§ DO THIS: Find the lines of data that contain the string "PosAndSync", then list them.

§ DATA TO USE:
○ ○ ○ ○ ○ ○ ○

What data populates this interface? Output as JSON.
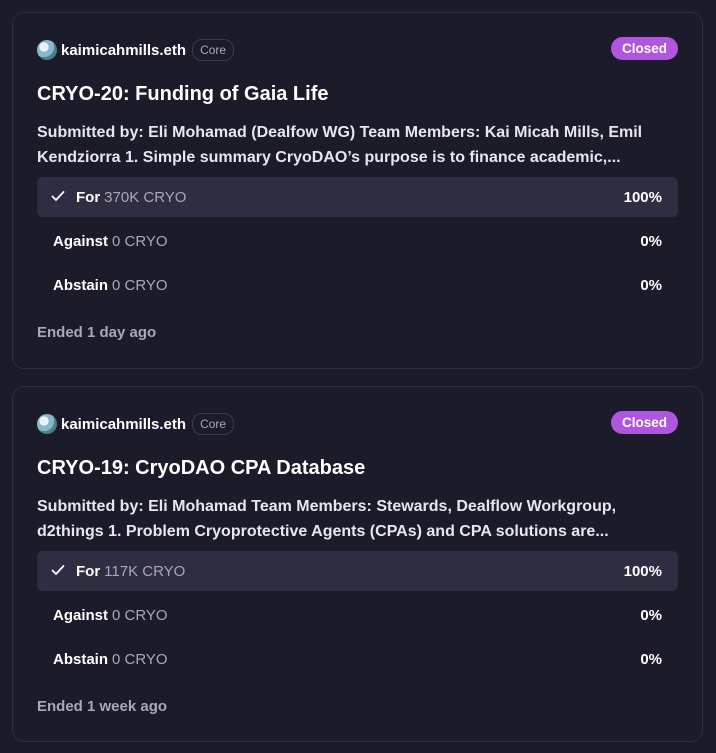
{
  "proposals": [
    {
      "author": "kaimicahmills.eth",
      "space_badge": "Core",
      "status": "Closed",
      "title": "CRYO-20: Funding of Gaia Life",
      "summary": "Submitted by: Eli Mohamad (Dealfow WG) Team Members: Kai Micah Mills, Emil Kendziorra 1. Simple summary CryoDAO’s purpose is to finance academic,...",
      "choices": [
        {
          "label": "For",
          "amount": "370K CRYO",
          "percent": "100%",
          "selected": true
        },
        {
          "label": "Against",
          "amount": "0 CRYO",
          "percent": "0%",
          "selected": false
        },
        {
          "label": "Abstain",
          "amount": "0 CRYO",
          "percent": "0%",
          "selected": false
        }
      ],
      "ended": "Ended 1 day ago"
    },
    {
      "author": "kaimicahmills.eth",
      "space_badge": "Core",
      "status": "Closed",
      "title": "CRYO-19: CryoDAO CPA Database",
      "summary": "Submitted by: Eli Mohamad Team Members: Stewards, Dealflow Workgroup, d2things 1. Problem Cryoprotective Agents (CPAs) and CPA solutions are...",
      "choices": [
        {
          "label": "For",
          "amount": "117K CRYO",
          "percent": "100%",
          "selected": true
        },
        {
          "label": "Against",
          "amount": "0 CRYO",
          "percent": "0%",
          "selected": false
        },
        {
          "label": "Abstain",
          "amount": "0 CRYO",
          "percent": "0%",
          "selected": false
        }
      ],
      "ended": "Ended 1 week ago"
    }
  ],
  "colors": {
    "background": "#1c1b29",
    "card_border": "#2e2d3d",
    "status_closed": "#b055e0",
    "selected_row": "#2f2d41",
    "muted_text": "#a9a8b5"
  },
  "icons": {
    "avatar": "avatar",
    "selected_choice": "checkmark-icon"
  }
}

○ ○ ○ ○ ○ ○ ○

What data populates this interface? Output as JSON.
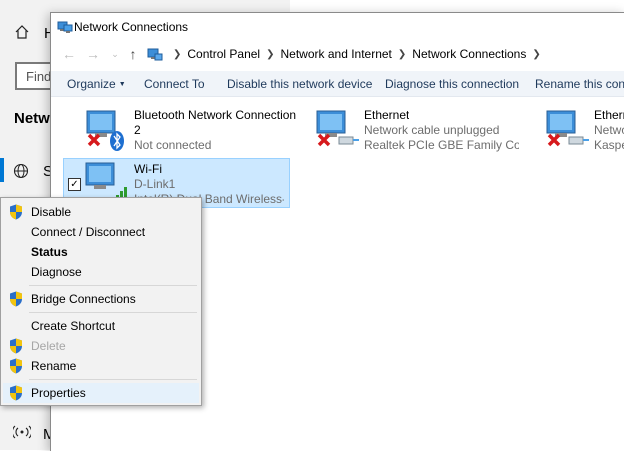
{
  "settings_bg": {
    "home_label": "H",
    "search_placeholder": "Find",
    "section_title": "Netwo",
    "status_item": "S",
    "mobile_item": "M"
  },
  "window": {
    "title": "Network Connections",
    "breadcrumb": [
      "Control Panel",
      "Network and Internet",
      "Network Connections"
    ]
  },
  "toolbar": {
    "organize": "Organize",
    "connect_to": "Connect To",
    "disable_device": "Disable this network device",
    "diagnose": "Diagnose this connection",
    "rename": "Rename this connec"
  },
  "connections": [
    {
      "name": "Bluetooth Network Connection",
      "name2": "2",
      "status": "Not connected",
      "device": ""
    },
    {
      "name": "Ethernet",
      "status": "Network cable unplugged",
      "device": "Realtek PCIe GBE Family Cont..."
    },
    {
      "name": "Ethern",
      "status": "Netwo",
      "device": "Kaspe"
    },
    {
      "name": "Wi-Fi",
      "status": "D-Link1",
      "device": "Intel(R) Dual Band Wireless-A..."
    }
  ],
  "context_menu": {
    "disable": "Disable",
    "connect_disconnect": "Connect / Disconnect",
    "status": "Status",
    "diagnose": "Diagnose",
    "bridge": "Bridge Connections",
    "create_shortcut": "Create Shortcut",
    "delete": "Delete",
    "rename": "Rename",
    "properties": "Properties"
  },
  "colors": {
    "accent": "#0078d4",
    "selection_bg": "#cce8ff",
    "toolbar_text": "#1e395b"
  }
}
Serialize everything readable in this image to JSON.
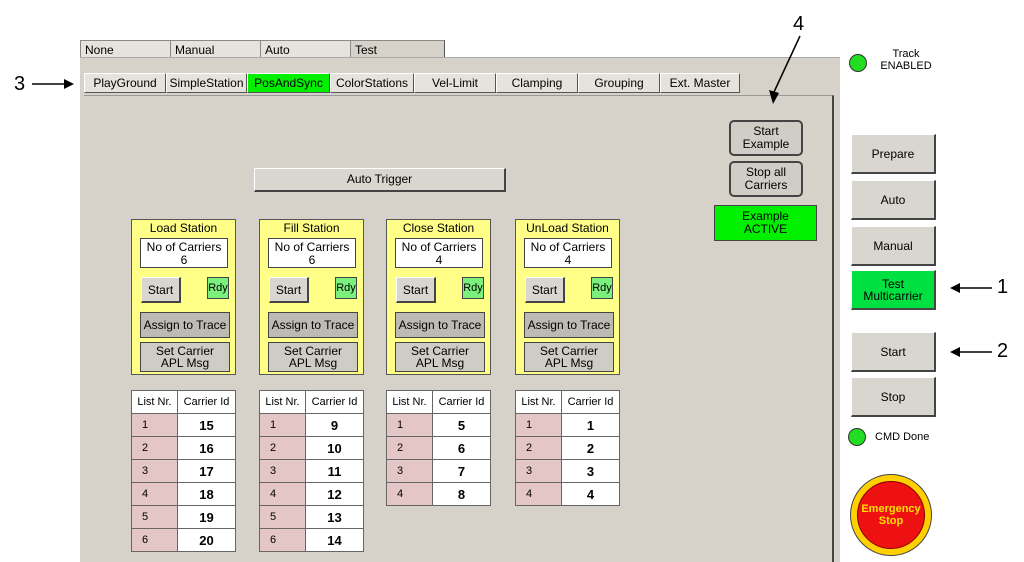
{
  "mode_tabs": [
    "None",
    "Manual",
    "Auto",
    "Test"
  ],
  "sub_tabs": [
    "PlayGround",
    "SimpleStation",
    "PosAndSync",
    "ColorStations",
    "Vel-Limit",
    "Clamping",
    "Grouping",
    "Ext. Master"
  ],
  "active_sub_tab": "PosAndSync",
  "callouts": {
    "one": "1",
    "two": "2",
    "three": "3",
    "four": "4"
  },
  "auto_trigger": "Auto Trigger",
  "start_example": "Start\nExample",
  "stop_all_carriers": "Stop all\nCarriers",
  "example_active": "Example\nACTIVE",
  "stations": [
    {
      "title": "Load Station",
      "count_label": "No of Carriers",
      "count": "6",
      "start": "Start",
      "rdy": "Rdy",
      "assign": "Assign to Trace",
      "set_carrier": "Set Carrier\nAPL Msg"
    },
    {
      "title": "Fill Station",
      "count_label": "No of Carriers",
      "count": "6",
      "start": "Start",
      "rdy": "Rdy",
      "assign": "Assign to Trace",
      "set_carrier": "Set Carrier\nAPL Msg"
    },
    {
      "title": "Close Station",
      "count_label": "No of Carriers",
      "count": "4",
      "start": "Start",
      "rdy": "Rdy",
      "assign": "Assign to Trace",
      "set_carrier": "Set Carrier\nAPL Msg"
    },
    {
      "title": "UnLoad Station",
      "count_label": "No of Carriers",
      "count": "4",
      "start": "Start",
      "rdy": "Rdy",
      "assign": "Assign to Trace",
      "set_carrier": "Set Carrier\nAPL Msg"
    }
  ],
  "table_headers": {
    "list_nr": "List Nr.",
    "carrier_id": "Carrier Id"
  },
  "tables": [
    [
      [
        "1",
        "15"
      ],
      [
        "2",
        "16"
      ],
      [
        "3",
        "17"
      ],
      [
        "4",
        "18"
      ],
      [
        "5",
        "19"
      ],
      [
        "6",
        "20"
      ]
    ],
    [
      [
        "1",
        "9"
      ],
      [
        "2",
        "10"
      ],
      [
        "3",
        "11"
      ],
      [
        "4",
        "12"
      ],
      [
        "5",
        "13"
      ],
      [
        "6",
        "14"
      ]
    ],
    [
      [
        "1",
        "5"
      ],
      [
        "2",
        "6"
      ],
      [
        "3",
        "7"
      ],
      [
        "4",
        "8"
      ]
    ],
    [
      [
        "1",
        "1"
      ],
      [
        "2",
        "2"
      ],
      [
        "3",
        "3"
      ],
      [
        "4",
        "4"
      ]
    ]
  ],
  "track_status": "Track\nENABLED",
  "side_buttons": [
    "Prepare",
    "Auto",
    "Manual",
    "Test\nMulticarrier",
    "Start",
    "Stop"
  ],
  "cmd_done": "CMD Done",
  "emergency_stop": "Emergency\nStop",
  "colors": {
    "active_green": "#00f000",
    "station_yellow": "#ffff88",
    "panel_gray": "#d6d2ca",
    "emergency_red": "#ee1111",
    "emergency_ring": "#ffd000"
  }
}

○ ○ ○ ○ ○ ○ ○

§ EXERCISE OUTPUT:
    "PosAndSync",
  "active_sub_tab": "PosAndSync",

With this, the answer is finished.